# What the task asks:
Repeat the material exactly, leaving nothing out.

# Saved data entries:
#####

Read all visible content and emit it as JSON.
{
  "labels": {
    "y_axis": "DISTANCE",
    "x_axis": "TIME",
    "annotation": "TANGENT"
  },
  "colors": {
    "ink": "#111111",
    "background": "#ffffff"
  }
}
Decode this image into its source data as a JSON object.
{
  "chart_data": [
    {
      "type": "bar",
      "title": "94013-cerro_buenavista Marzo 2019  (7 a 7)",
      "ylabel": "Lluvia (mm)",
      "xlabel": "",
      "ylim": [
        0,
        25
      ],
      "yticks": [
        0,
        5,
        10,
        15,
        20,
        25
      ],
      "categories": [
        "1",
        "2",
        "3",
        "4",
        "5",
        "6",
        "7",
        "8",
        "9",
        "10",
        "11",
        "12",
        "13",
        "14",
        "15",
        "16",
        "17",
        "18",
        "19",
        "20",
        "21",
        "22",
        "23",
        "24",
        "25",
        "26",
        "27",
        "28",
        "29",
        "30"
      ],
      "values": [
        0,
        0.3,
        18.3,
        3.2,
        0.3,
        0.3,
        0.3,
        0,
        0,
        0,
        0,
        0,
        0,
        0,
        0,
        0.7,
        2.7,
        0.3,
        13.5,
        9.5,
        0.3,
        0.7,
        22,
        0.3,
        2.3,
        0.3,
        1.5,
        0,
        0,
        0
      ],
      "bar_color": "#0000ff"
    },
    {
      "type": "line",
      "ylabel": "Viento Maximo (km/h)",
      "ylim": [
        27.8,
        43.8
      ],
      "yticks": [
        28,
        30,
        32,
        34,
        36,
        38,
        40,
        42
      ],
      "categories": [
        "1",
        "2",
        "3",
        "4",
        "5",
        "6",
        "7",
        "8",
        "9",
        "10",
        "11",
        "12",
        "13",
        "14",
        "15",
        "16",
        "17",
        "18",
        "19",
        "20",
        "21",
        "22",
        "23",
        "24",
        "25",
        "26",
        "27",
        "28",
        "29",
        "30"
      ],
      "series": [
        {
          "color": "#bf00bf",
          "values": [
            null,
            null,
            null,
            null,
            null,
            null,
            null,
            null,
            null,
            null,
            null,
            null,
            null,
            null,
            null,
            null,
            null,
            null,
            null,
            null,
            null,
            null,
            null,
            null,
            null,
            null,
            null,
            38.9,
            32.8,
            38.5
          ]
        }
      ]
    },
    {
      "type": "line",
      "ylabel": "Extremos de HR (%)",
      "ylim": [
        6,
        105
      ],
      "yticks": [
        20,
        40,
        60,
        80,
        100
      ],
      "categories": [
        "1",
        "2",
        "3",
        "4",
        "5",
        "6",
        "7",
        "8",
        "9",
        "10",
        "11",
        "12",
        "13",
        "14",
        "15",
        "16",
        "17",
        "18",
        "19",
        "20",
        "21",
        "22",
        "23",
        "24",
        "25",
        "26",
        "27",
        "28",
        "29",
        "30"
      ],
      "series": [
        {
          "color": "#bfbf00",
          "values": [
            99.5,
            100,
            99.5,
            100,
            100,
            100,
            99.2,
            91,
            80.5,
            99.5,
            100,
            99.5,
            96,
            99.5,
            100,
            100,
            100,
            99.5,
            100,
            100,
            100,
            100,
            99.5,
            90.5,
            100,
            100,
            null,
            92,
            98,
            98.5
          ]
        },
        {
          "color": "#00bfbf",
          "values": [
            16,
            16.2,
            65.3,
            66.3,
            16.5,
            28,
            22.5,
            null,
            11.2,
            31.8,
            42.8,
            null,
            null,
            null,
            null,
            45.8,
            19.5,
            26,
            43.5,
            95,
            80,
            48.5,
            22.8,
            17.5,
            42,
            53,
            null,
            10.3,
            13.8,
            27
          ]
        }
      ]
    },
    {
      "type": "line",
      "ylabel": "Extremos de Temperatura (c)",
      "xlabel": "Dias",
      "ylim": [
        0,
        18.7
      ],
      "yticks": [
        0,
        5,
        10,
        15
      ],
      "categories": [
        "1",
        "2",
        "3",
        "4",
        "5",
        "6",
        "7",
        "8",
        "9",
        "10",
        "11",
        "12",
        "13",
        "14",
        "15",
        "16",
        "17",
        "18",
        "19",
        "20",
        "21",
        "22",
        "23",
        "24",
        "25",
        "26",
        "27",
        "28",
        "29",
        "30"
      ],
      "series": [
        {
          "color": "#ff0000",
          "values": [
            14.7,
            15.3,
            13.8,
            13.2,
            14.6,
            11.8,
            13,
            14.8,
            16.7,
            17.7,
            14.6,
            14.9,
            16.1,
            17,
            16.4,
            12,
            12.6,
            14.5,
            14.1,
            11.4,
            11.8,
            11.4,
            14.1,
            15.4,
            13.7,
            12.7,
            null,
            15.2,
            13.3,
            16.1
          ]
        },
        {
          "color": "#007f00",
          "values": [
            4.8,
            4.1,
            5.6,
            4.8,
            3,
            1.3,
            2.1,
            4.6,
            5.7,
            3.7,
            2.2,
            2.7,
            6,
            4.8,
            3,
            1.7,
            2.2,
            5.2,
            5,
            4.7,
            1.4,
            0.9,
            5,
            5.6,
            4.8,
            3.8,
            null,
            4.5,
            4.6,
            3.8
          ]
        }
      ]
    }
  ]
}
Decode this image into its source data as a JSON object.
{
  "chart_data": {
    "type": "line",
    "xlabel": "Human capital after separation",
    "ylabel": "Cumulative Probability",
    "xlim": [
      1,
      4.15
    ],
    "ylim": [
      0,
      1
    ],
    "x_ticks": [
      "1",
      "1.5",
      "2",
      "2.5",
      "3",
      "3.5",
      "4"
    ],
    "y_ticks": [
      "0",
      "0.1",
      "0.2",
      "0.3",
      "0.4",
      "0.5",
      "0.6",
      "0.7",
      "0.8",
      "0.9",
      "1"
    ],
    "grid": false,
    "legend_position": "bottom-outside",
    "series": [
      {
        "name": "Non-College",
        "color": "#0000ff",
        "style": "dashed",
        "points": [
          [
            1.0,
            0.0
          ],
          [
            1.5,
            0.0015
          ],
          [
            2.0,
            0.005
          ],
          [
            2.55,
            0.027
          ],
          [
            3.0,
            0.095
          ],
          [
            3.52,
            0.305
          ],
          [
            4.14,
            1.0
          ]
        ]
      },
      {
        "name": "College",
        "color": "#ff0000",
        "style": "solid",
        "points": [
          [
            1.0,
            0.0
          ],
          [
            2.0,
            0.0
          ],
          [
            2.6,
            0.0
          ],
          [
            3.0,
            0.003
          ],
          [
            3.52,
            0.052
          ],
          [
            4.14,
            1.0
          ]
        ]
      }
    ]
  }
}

#####

# Reply to the task:
Read all visible content and emit it as JSON.
{
  "labels": {
    "y_axis": "DISTANCE",
    "x_axis": "TIME",
    "annotation": "TANGENT"
  },
  "colors": {
    "ink": "#111111",
    "background": "#ffffff"
  }
}
Decode this image into its source data as a JSON object.
{
  "chart_data": [
    {
      "type": "bar",
      "title": "94013-cerro_buenavista Marzo 2019  (7 a 7)",
      "ylabel": "Lluvia (mm)",
      "xlabel": "",
      "ylim": [
        0,
        25
      ],
      "yticks": [
        0,
        5,
        10,
        15,
        20,
        25
      ],
      "categories": [
        "1",
        "2",
        "3",
        "4",
        "5",
        "6",
        "7",
        "8",
        "9",
        "10",
        "11",
        "12",
        "13",
        "14",
        "15",
        "16",
        "17",
        "18",
        "19",
        "20",
        "21",
        "22",
        "23",
        "24",
        "25",
        "26",
        "27",
        "28",
        "29",
        "30"
      ],
      "values": [
        0,
        0.3,
        18.3,
        3.2,
        0.3,
        0.3,
        0.3,
        0,
        0,
        0,
        0,
        0,
        0,
        0,
        0,
        0.7,
        2.7,
        0.3,
        13.5,
        9.5,
        0.3,
        0.7,
        22,
        0.3,
        2.3,
        0.3,
        1.5,
        0,
        0,
        0
      ],
      "bar_color": "#0000ff"
    },
    {
      "type": "line",
      "ylabel": "Viento Maximo (km/h)",
      "ylim": [
        27.8,
        43.8
      ],
      "yticks": [
        28,
        30,
        32,
        34,
        36,
        38,
        40,
        42
      ],
      "categories": [
        "1",
        "2",
        "3",
        "4",
        "5",
        "6",
        "7",
        "8",
        "9",
        "10",
        "11",
        "12",
        "13",
        "14",
        "15",
        "16",
        "17",
        "18",
        "19",
        "20",
        "21",
        "22",
        "23",
        "24",
        "25",
        "26",
        "27",
        "28",
        "29",
        "30"
      ],
      "series": [
        {
          "color": "#bf00bf",
          "values": [
            null,
            null,
            null,
            null,
            null,
            null,
            null,
            null,
            null,
            null,
            null,
            null,
            null,
            null,
            null,
            null,
            null,
            null,
            null,
            null,
            null,
            null,
            null,
            null,
            null,
            null,
            null,
            38.9,
            32.8,
            38.5
          ]
        }
      ]
    },
    {
      "type": "line",
      "ylabel": "Extremos de HR (%)",
      "ylim": [
        6,
        105
      ],
      "yticks": [
        20,
        40,
        60,
        80,
        100
      ],
      "categories": [
        "1",
        "2",
        "3",
        "4",
        "5",
        "6",
        "7",
        "8",
        "9",
        "10",
        "11",
        "12",
        "13",
        "14",
        "15",
        "16",
        "17",
        "18",
        "19",
        "20",
        "21",
        "22",
        "23",
        "24",
        "25",
        "26",
        "27",
        "28",
        "29",
        "30"
      ],
      "series": [
        {
          "color": "#bfbf00",
          "values": [
            99.5,
            100,
            99.5,
            100,
            100,
            100,
            99.2,
            91,
            80.5,
            99.5,
            100,
            99.5,
            96,
            99.5,
            100,
            100,
            100,
            99.5,
            100,
            100,
            100,
            100,
            99.5,
            90.5,
            100,
            100,
            null,
            92,
            98,
            98.5
          ]
        },
        {
          "color": "#00bfbf",
          "values": [
            16,
            16.2,
            65.3,
            66.3,
            16.5,
            28,
            22.5,
            null,
            11.2,
            31.8,
            42.8,
            null,
            null,
            null,
            null,
            45.8,
            19.5,
            26,
            43.5,
            95,
            80,
            48.5,
            22.8,
            17.5,
            42,
            53,
            null,
            10.3,
            13.8,
            27
          ]
        }
      ]
    },
    {
      "type": "line",
      "ylabel": "Extremos de Temperatura (c)",
      "xlabel": "Dias",
      "ylim": [
        0,
        18.7
      ],
      "yticks": [
        0,
        5,
        10,
        15
      ],
      "categories": [
        "1",
        "2",
        "3",
        "4",
        "5",
        "6",
        "7",
        "8",
        "9",
        "10",
        "11",
        "12",
        "13",
        "14",
        "15",
        "16",
        "17",
        "18",
        "19",
        "20",
        "21",
        "22",
        "23",
        "24",
        "25",
        "26",
        "27",
        "28",
        "29",
        "30"
      ],
      "series": [
        {
          "color": "#ff0000",
          "values": [
            14.7,
            15.3,
            13.8,
            13.2,
            14.6,
            11.8,
            13,
            14.8,
            16.7,
            17.7,
            14.6,
            14.9,
            16.1,
            17,
            16.4,
            12,
            12.6,
            14.5,
            14.1,
            11.4,
            11.8,
            11.4,
            14.1,
            15.4,
            13.7,
            12.7,
            null,
            15.2,
            13.3,
            16.1
          ]
        },
        {
          "color": "#007f00",
          "values": [
            4.8,
            4.1,
            5.6,
            4.8,
            3,
            1.3,
            2.1,
            4.6,
            5.7,
            3.7,
            2.2,
            2.7,
            6,
            4.8,
            3,
            1.7,
            2.2,
            5.2,
            5,
            4.7,
            1.4,
            0.9,
            5,
            5.6,
            4.8,
            3.8,
            null,
            4.5,
            4.6,
            3.8
          ]
        }
      ]
    }
  ]
}
Decode this image into its source data as a JSON object.
{
  "chart_data": {
    "type": "line",
    "xlabel": "Human capital after separation",
    "ylabel": "Cumulative Probability",
    "xlim": [
      1,
      4.15
    ],
    "ylim": [
      0,
      1
    ],
    "x_ticks": [
      "1",
      "1.5",
      "2",
      "2.5",
      "3",
      "3.5",
      "4"
    ],
    "y_ticks": [
      "0",
      "0.1",
      "0.2",
      "0.3",
      "0.4",
      "0.5",
      "0.6",
      "0.7",
      "0.8",
      "0.9",
      "1"
    ],
    "grid": false,
    "legend_position": "bottom-outside",
    "series": [
      {
        "name": "Non-College",
        "color": "#0000ff",
        "style": "dashed",
        "points": [
          [
            1.0,
            0.0
          ],
          [
            1.5,
            0.0015
          ],
          [
            2.0,
            0.005
          ],
          [
            2.55,
            0.027
          ],
          [
            3.0,
            0.095
          ],
          [
            3.52,
            0.305
          ],
          [
            4.14,
            1.0
          ]
        ]
      },
      {
        "name": "College",
        "color": "#ff0000",
        "style": "solid",
        "points": [
          [
            1.0,
            0.0
          ],
          [
            2.0,
            0.0
          ],
          [
            2.6,
            0.0
          ],
          [
            3.0,
            0.003
          ],
          [
            3.52,
            0.052
          ],
          [
            4.14,
            1.0
          ]
        ]
      }
    ]
  }
}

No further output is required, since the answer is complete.